** Raw data **
------------

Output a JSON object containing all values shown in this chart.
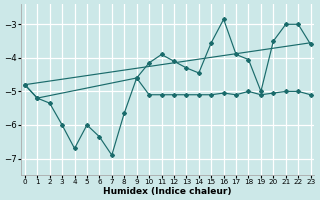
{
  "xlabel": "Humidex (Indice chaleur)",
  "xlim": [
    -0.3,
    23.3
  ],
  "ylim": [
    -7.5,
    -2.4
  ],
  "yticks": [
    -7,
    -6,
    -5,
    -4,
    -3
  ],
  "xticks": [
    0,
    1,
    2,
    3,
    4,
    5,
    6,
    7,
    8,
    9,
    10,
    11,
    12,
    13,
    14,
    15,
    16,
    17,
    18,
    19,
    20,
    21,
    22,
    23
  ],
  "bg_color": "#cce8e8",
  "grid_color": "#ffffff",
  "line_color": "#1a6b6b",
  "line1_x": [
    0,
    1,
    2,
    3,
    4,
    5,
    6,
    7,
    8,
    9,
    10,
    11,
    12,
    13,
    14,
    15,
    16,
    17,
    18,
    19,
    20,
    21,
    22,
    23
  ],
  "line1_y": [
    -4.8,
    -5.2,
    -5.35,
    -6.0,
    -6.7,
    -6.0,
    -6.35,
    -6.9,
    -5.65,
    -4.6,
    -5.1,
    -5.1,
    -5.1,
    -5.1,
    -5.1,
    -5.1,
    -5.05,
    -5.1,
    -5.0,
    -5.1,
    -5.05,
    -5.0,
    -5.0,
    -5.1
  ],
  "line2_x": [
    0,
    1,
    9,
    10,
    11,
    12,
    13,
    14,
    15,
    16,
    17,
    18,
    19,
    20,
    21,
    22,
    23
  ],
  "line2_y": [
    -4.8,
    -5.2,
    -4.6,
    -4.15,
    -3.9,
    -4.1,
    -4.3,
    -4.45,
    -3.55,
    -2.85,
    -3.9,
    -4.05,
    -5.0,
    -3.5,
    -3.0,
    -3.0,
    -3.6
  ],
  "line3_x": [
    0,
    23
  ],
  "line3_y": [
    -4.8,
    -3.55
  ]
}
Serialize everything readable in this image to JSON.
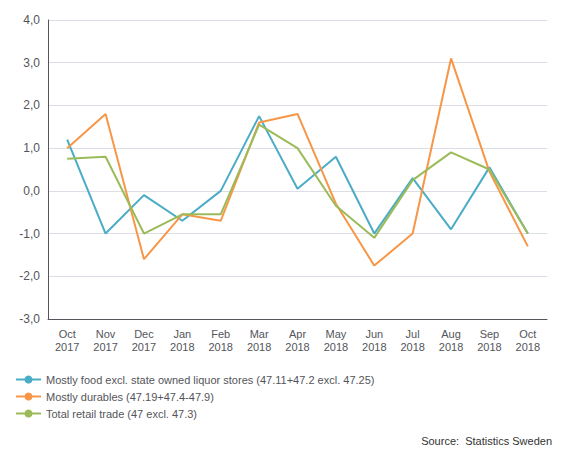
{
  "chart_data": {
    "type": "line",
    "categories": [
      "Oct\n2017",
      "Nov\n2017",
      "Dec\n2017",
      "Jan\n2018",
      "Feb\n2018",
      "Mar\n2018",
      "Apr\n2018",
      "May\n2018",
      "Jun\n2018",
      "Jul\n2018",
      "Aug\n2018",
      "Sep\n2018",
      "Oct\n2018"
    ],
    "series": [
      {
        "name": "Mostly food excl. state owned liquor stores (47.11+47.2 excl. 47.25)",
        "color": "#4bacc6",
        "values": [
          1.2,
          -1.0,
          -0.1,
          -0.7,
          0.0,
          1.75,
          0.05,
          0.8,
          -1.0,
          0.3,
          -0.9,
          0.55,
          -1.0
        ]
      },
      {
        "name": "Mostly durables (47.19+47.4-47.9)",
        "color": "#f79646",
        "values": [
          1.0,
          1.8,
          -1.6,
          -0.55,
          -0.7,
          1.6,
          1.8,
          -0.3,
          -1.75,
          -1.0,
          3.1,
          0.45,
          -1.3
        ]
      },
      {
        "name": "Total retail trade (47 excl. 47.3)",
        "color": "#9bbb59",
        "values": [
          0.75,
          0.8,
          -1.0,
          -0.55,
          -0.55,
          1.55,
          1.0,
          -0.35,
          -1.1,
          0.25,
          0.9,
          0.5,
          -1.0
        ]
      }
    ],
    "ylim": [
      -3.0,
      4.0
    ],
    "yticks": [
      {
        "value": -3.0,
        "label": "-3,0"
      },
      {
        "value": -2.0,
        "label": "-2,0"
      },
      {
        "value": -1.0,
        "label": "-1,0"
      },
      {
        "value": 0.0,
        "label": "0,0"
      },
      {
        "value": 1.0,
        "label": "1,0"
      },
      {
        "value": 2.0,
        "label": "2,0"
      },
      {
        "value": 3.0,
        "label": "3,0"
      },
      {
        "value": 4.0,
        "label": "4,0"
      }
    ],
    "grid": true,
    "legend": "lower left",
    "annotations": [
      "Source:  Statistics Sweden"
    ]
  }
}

------------

** What is expected **
Make an exact copy of every record, pictures excluded.

** Exercise answer **
Output a JSON object containing all values shown in this chart.
{
  "xlabel": "Humidex (Indice chaleur)",
  "xlim": [
    -0.3,
    23.3
  ],
  "ylim": [
    -7.5,
    -2.4
  ],
  "yticks": [
    -7,
    -6,
    -5,
    -4,
    -3
  ],
  "xticks": [
    0,
    1,
    2,
    3,
    4,
    5,
    6,
    7,
    8,
    9,
    10,
    11,
    12,
    13,
    14,
    15,
    16,
    17,
    18,
    19,
    20,
    21,
    22,
    23
  ],
  "bg_color": "#cce8e8",
  "grid_color": "#ffffff",
  "line_color": "#1a6b6b",
  "line1_x": [
    0,
    1,
    2,
    3,
    4,
    5,
    6,
    7,
    8,
    9,
    10,
    11,
    12,
    13,
    14,
    15,
    16,
    17,
    18,
    19,
    20,
    21,
    22,
    23
  ],
  "line1_y": [
    -4.8,
    -5.2,
    -5.35,
    -6.0,
    -6.7,
    -6.0,
    -6.35,
    -6.9,
    -5.65,
    -4.6,
    -5.1,
    -5.1,
    -5.1,
    -5.1,
    -5.1,
    -5.1,
    -5.05,
    -5.1,
    -5.0,
    -5.1,
    -5.05,
    -5.0,
    -5.0,
    -5.1
  ],
  "line2_x": [
    0,
    1,
    9,
    10,
    11,
    12,
    13,
    14,
    15,
    16,
    17,
    18,
    19,
    20,
    21,
    22,
    23
  ],
  "line2_y": [
    -4.8,
    -5.2,
    -4.6,
    -4.15,
    -3.9,
    -4.1,
    -4.3,
    -4.45,
    -3.55,
    -2.85,
    -3.9,
    -4.05,
    -5.0,
    -3.5,
    -3.0,
    -3.0,
    -3.6
  ],
  "line3_x": [
    0,
    23
  ],
  "line3_y": [
    -4.8,
    -3.55
  ]
}
Serialize everything readable in this image to JSON.
{
  "chart_data": {
    "type": "line",
    "categories": [
      "Oct\n2017",
      "Nov\n2017",
      "Dec\n2017",
      "Jan\n2018",
      "Feb\n2018",
      "Mar\n2018",
      "Apr\n2018",
      "May\n2018",
      "Jun\n2018",
      "Jul\n2018",
      "Aug\n2018",
      "Sep\n2018",
      "Oct\n2018"
    ],
    "series": [
      {
        "name": "Mostly food excl. state owned liquor stores (47.11+47.2 excl. 47.25)",
        "color": "#4bacc6",
        "values": [
          1.2,
          -1.0,
          -0.1,
          -0.7,
          0.0,
          1.75,
          0.05,
          0.8,
          -1.0,
          0.3,
          -0.9,
          0.55,
          -1.0
        ]
      },
      {
        "name": "Mostly durables (47.19+47.4-47.9)",
        "color": "#f79646",
        "values": [
          1.0,
          1.8,
          -1.6,
          -0.55,
          -0.7,
          1.6,
          1.8,
          -0.3,
          -1.75,
          -1.0,
          3.1,
          0.45,
          -1.3
        ]
      },
      {
        "name": "Total retail trade (47 excl. 47.3)",
        "color": "#9bbb59",
        "values": [
          0.75,
          0.8,
          -1.0,
          -0.55,
          -0.55,
          1.55,
          1.0,
          -0.35,
          -1.1,
          0.25,
          0.9,
          0.5,
          -1.0
        ]
      }
    ],
    "ylim": [
      -3.0,
      4.0
    ],
    "yticks": [
      {
        "value": -3.0,
        "label": "-3,0"
      },
      {
        "value": -2.0,
        "label": "-2,0"
      },
      {
        "value": -1.0,
        "label": "-1,0"
      },
      {
        "value": 0.0,
        "label": "0,0"
      },
      {
        "value": 1.0,
        "label": "1,0"
      },
      {
        "value": 2.0,
        "label": "2,0"
      },
      {
        "value": 3.0,
        "label": "3,0"
      },
      {
        "value": 4.0,
        "label": "4,0"
      }
    ],
    "grid": true,
    "legend": "lower left",
    "annotations": [
      "Source:  Statistics Sweden"
    ]
  }
}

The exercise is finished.